[Records contained in a dataset]
——

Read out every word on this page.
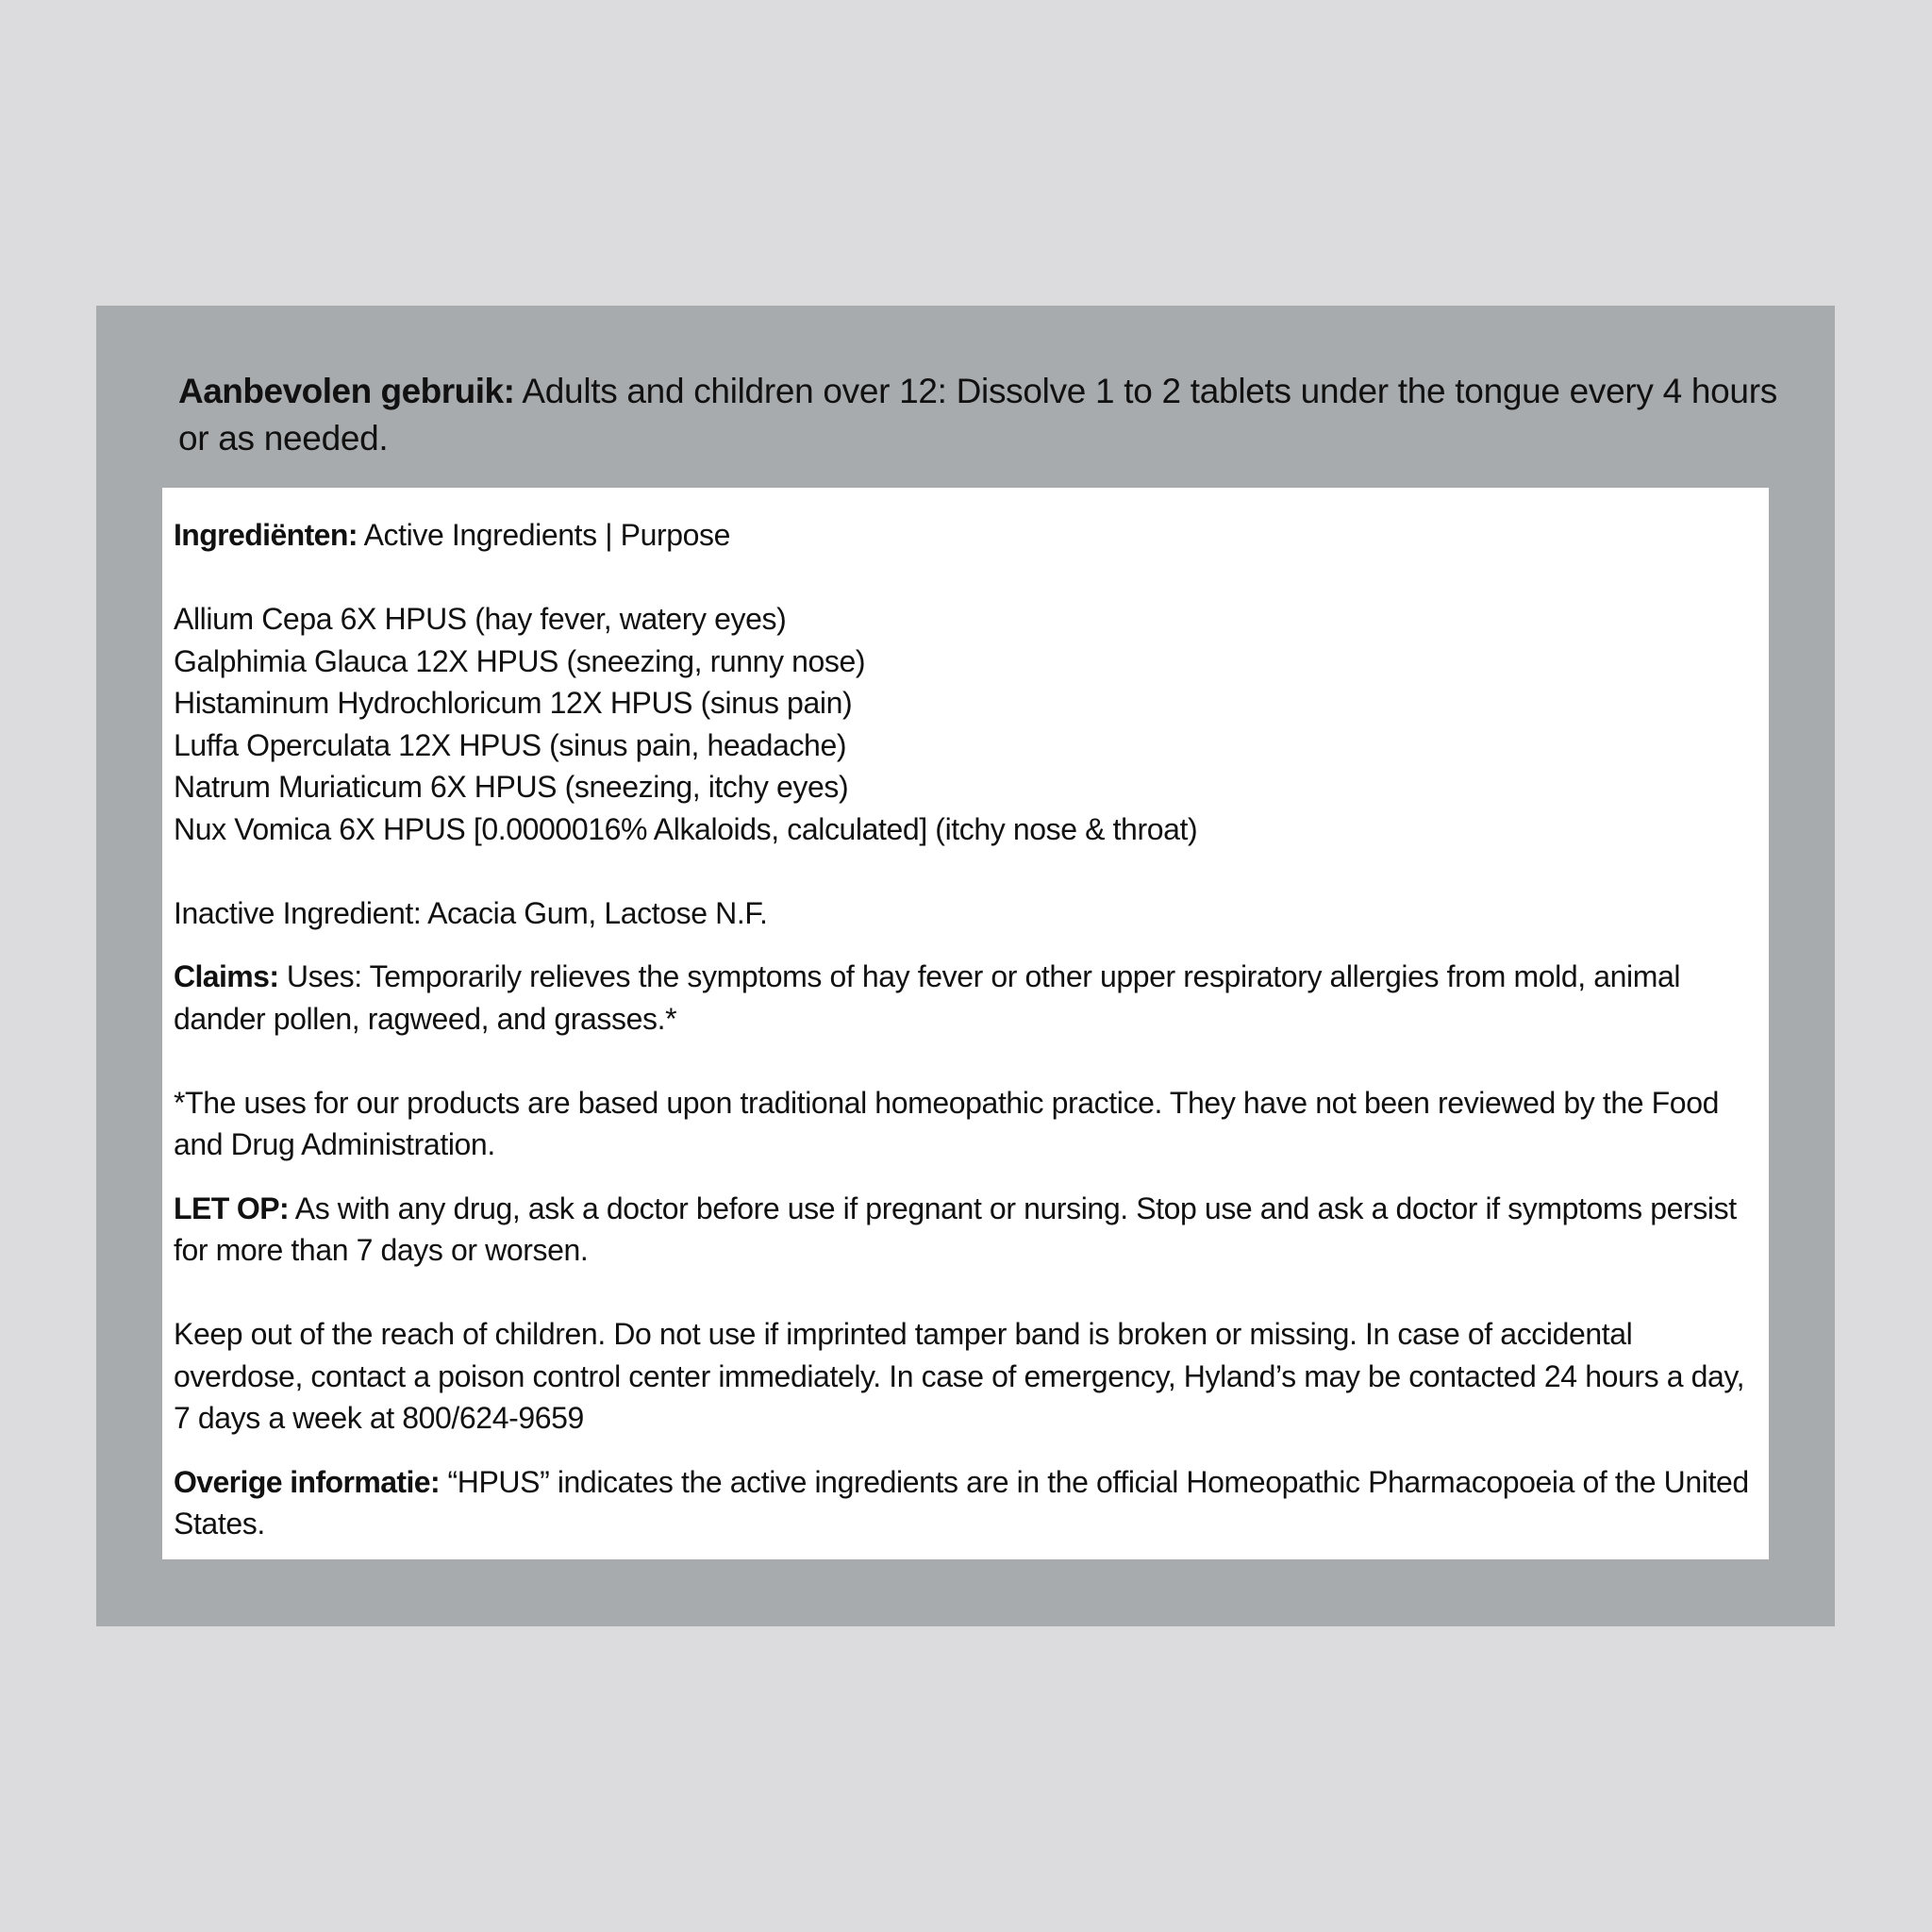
Aanbevolen gebruik: Adults and children over 12: Dissolve 1 to 2 tablets under the tongue every 4 hours or as needed.

Ingrediënten: Active Ingredients | Purpose

Allium Cepa 6X HPUS (hay fever, watery eyes)
Galphimia Glauca 12X HPUS (sneezing, runny nose)
Histaminum Hydrochloricum 12X HPUS (sinus pain)
Luffa Operculata 12X HPUS (sinus pain, headache)
Natrum Muriaticum 6X HPUS (sneezing, itchy eyes)
Nux Vomica 6X HPUS [0.0000016% Alkaloids, calculated] (itchy nose & throat)

Inactive Ingredient: Acacia Gum, Lactose N.F.

Claims: Uses: Temporarily relieves the symptoms of hay fever or other upper respiratory allergies from mold, animal dander pollen, ragweed, and grasses.*

*The uses for our products are based upon traditional homeopathic practice. They have not been reviewed by the Food and Drug Administration.

LET OP: As with any drug, ask a doctor before use if pregnant or nursing. Stop use and ask a doctor if symptoms persist for more than 7 days or worsen.

Keep out of the reach of children. Do not use if imprinted tamper band is broken or missing. In case of accidental overdose, contact a poison control center immediately. In case of emergency, Hyland’s may be contacted 24 hours a day, 7 days a week at 800/624-9659

Overige informatie: “HPUS” indicates the active ingredients are in the official Homeopathic Pharmacopoeia of the United States.
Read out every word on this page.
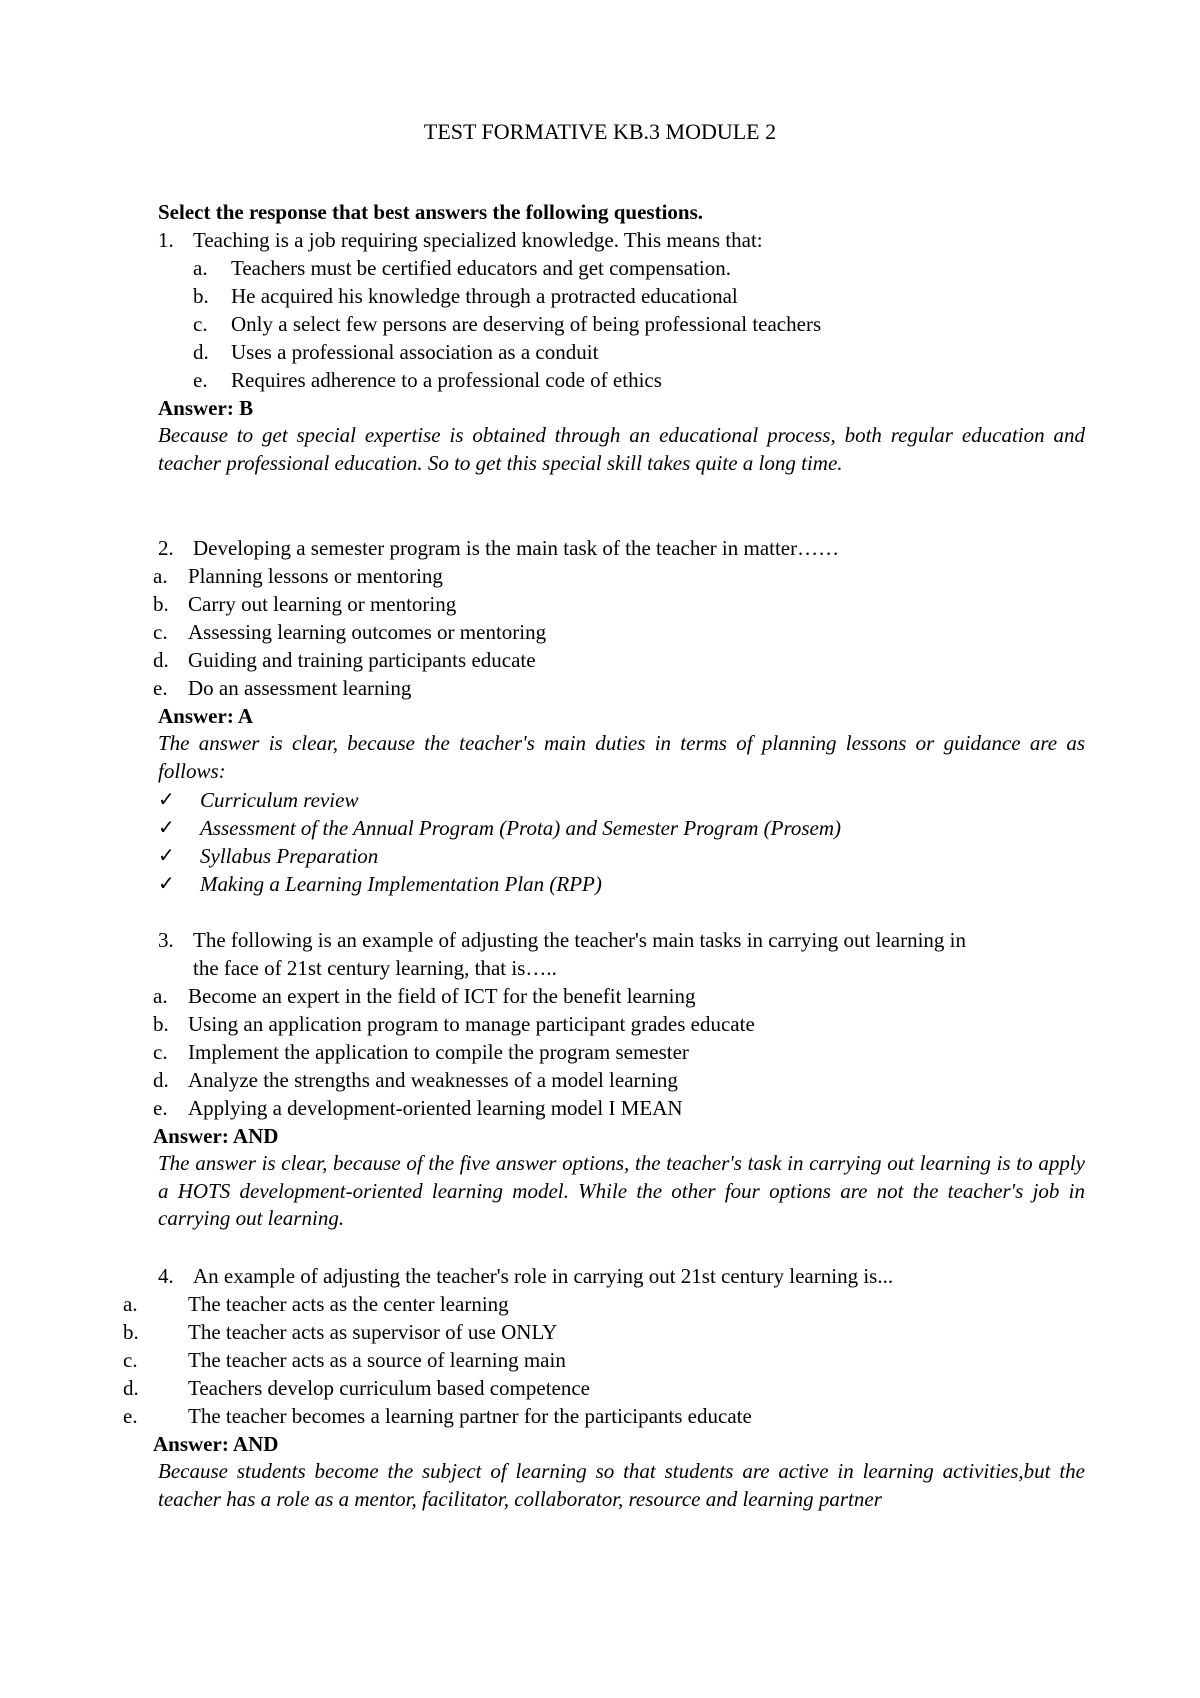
TEST FORMATIVE KB.3 MODULE 2
Select the response that best answers the following questions.
1. Teaching is a job requiring specialized knowledge. This means that:
a. Teachers must be certified educators and get compensation.
b. He acquired his knowledge through a protracted educational
c. Only a select few persons are deserving of being professional teachers
d. Uses a professional association as a conduit
e. Requires adherence to a professional code of ethics
Answer: B
Because to get special expertise is obtained through an educational process, both regular education and teacher professional education. So to get this special skill takes quite a long time.
2. Developing a semester program is the main task of the teacher in matter……
a. Planning lessons or mentoring
b. Carry out learning or mentoring
c. Assessing learning outcomes or mentoring
d. Guiding and training participants educate
e. Do an assessment learning
Answer: A
The answer is clear, because the teacher's main duties in terms of planning lessons or guidance are as follows:
✓ Curriculum review
✓ Assessment of the Annual Program (Prota) and Semester Program (Prosem)
✓ Syllabus Preparation
✓ Making a Learning Implementation Plan (RPP)
3. The following is an example of adjusting the teacher's main tasks in carrying out learning in
the face of 21st century learning, that is…..
a. Become an expert in the field of ICT for the benefit learning
b. Using an application program to manage participant grades educate
c. Implement the application to compile the program semester
d. Analyze the strengths and weaknesses of a model learning
e. Applying a development-oriented learning model I MEAN
Answer: AND
The answer is clear, because of the five answer options, the teacher's task in carrying out learning is to apply a HOTS development-oriented learning model. While the other four options are not the teacher's job in carrying out learning.
4. An example of adjusting the teacher's role in carrying out 21st century learning is...
a. The teacher acts as the center learning
b. The teacher acts as supervisor of use ONLY
c. The teacher acts as a source of learning main
d. Teachers develop curriculum based competence
e. The teacher becomes a learning partner for the participants educate
Answer: AND
Because students become the subject of learning so that students are active in learning activities,but the teacher has a role as a mentor, facilitator, collaborator, resource and learning partner
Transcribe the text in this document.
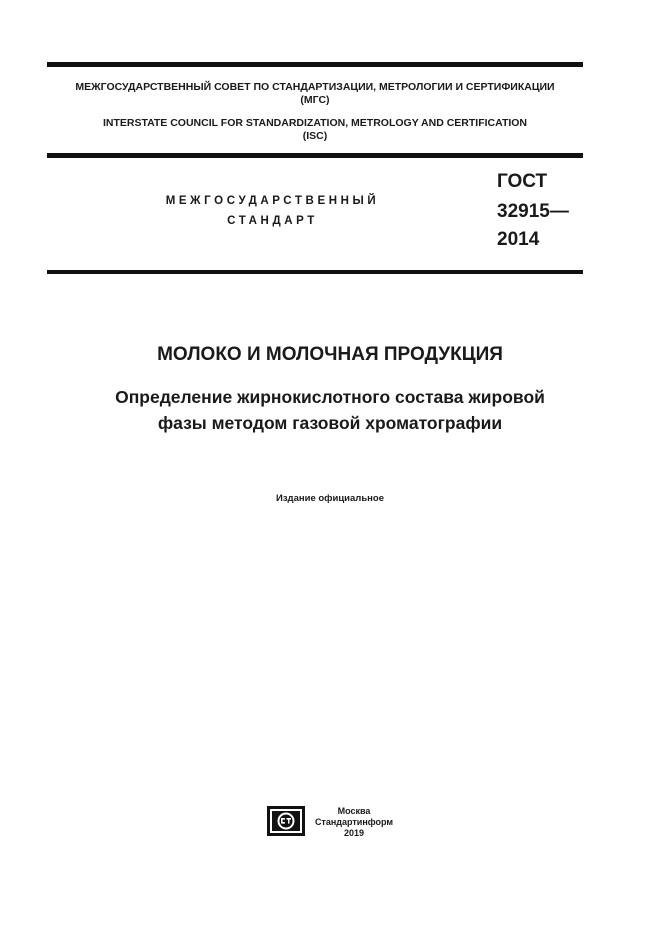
МЕЖГОСУДАРСТВЕННЫЙ СОВЕТ ПО СТАНДАРТИЗАЦИИ, МЕТРОЛОГИИ И СЕРТИФИКАЦИИ
(МГС)
INTERSTATE COUNCIL FOR STANDARDIZATION, METROLOGY AND CERTIFICATION
(ISC)
МЕЖГОСУДАРСТВЕННЫЙ
СТАНДАРТ
ГОСТ
32915—
2014
МОЛОКО И МОЛОЧНАЯ ПРОДУКЦИЯ
Определение жирнокислотного состава жировой
фазы методом газовой хроматографии
Издание официальное
Москва
Стандартинформ
2019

——

Objective.
Beginning with the line containing "Transcribe the text in this document." and ending with the last line of the material, output each line exactly; do not include pictures.

Exercise solution.
Transcribe the text in this document.
МЕЖГОСУДАРСТВЕННЫЙ СОВЕТ ПО СТАНДАРТИЗАЦИИ, МЕТРОЛОГИИ И СЕРТИФИКАЦИИ
(МГС)
INTERSTATE COUNCIL FOR STANDARDIZATION, METROLOGY AND CERTIFICATION
(ISC)
МЕЖГОСУДАРСТВЕННЫЙ
СТАНДАРТ
ГОСТ
32915—
2014
МОЛОКО И МОЛОЧНАЯ ПРОДУКЦИЯ
Определение жирнокислотного состава жировой
фазы методом газовой хроматографии
Издание официальное
Москва
Стандартинформ
2019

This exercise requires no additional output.